Exercise text |
● ● ● ●
Hypothesis class sizes, in theory and practice. Consider the setting of linear regression on points in the plane. The hypothesis class is the set of functions

\( \mathcal H = \{x\mapsto wx + b\ |\ b, w \in\mathbb R\}.\)

Since two lines cannot agree if their ordered pairs \( (b, w)\) do not agree, this hypothesis class is in bijective correspondence with \( \mathbb R^2\), an infinite set. For linear regression with instances \( {\bf x_i} \in \mathbb R^d\), the model function takes the form \( {\bf w}\cdot{\bf x} + b\), where \( {\bf w} \in \mathbb R^d\). Thus, in that more general case, the hypothesis class for linear regression corresponds to points in \( \mathbb R^{d+1}\).

The hypothesis class for the half-space model, with instances in \( \mathbb R^d\), is in correspondence with points a space that is “close to” \( \mathbb R^{d}\). What about logistic regression models?

Point of order: while this discussion of infinite hypothesis classes is true in theory, computers use floating-point numbers, and so a computer system only has access to finitely many numbers for each coordinate. The implication is that, in practice, these hypothesis classes are actually finite.

Importantly, finite does not mean small. A typical computer (with 64-bit processor) has a precision of approximately 16 decimal digits (53 bits) and an exponent up to about 3 decimal digits (11 bits). This means that for each exponent there are a little less than \( 10^{16}\) numbers (there is a bit of overlap as you vary exponents, but it is small). So, roughly, there are \( 10^{16}\) distinct numbers for each exponent of 10 and there are approximately 1000 exponents. This makes the number of available numbers about \( 10^{19}\).

Thus, when doing half-space models (in practice) with instances having dimension \( d\), the set \( \mathcal H\) has size on the order of \( 3(10^{19d})\) — the model is determined by a \( (d+1)\)-tuple \( ({\bf w}, b)\), each coordinate has about \( 10^{19}\) possibilities, and some of these tuples determine the same function5. If considering the above theorem, recall the realizability assumption. If the “true” distribution is linearly separable with a separating hyperplane in \( \mathcal H\), then the theorem applies.
● ● ● ●
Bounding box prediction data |
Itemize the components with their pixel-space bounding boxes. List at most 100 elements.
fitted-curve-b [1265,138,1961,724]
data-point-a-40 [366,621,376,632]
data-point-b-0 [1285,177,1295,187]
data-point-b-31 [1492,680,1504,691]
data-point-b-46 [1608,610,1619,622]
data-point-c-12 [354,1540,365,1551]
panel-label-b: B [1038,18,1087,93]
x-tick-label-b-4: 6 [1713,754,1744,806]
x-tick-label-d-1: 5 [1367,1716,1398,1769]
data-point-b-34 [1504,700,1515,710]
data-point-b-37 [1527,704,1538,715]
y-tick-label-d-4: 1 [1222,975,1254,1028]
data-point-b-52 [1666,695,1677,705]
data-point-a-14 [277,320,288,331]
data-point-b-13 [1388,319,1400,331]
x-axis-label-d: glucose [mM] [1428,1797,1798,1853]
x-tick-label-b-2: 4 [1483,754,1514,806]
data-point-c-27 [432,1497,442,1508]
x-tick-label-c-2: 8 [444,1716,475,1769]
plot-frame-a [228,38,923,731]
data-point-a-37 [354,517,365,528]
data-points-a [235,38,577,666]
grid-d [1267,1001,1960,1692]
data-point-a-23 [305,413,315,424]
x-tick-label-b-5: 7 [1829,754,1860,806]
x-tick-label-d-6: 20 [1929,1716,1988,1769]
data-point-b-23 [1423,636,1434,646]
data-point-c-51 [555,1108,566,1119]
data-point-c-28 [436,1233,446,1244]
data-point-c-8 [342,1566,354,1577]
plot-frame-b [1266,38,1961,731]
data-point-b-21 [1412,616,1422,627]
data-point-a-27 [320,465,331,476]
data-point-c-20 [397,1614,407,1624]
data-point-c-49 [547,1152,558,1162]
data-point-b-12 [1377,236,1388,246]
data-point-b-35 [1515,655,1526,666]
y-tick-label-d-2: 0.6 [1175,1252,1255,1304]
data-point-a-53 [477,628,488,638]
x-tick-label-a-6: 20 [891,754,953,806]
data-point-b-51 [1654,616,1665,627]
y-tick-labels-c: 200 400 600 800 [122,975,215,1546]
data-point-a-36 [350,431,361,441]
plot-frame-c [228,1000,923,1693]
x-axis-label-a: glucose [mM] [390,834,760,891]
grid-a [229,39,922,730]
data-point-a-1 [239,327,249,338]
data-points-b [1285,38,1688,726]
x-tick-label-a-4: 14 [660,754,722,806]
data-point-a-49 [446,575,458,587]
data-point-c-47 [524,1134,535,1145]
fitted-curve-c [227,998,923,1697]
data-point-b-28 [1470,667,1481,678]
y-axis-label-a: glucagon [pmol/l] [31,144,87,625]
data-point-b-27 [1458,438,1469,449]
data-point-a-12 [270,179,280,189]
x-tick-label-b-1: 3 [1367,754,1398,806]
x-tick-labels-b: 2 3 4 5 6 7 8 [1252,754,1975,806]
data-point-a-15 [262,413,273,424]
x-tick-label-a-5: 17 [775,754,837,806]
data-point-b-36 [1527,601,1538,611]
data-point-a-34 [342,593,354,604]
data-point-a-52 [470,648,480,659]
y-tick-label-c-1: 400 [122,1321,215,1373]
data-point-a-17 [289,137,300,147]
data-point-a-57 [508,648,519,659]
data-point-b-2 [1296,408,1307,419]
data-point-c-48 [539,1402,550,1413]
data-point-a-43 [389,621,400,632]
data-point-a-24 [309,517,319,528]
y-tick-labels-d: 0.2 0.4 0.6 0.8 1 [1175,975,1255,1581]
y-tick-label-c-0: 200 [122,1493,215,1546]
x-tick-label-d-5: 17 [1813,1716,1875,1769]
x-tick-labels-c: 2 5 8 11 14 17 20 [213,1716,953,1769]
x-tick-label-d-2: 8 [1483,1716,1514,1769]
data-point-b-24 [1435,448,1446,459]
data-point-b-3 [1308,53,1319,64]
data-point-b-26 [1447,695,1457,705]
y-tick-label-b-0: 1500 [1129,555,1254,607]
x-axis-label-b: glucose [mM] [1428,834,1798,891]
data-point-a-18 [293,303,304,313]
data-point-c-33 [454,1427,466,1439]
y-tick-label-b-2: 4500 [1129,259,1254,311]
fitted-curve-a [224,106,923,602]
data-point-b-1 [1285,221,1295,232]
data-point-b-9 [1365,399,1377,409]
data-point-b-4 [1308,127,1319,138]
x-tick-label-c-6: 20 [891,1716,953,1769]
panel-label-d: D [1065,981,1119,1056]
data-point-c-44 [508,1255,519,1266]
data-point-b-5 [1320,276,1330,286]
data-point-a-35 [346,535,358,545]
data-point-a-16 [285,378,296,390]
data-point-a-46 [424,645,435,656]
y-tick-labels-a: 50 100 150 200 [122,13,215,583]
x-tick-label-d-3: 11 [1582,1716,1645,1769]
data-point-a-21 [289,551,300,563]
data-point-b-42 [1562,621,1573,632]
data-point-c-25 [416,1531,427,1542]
● ● ● ●
Required action 1 | Please explain, in one to three sentences, why the hypothesis class text says that hypothesis classes are actually finite in practice.
Required action 2 | In the hypothesis class text, roughly how many numbers are available on a typical computer?

Expected output 1 | Computers use floating-point numbers, so a computer system has access to only finitely many numbers for each coordinate. Because of that, hypothesis classes that are infinite in theory become finite in practice.

Expected output 2 | About 10^19.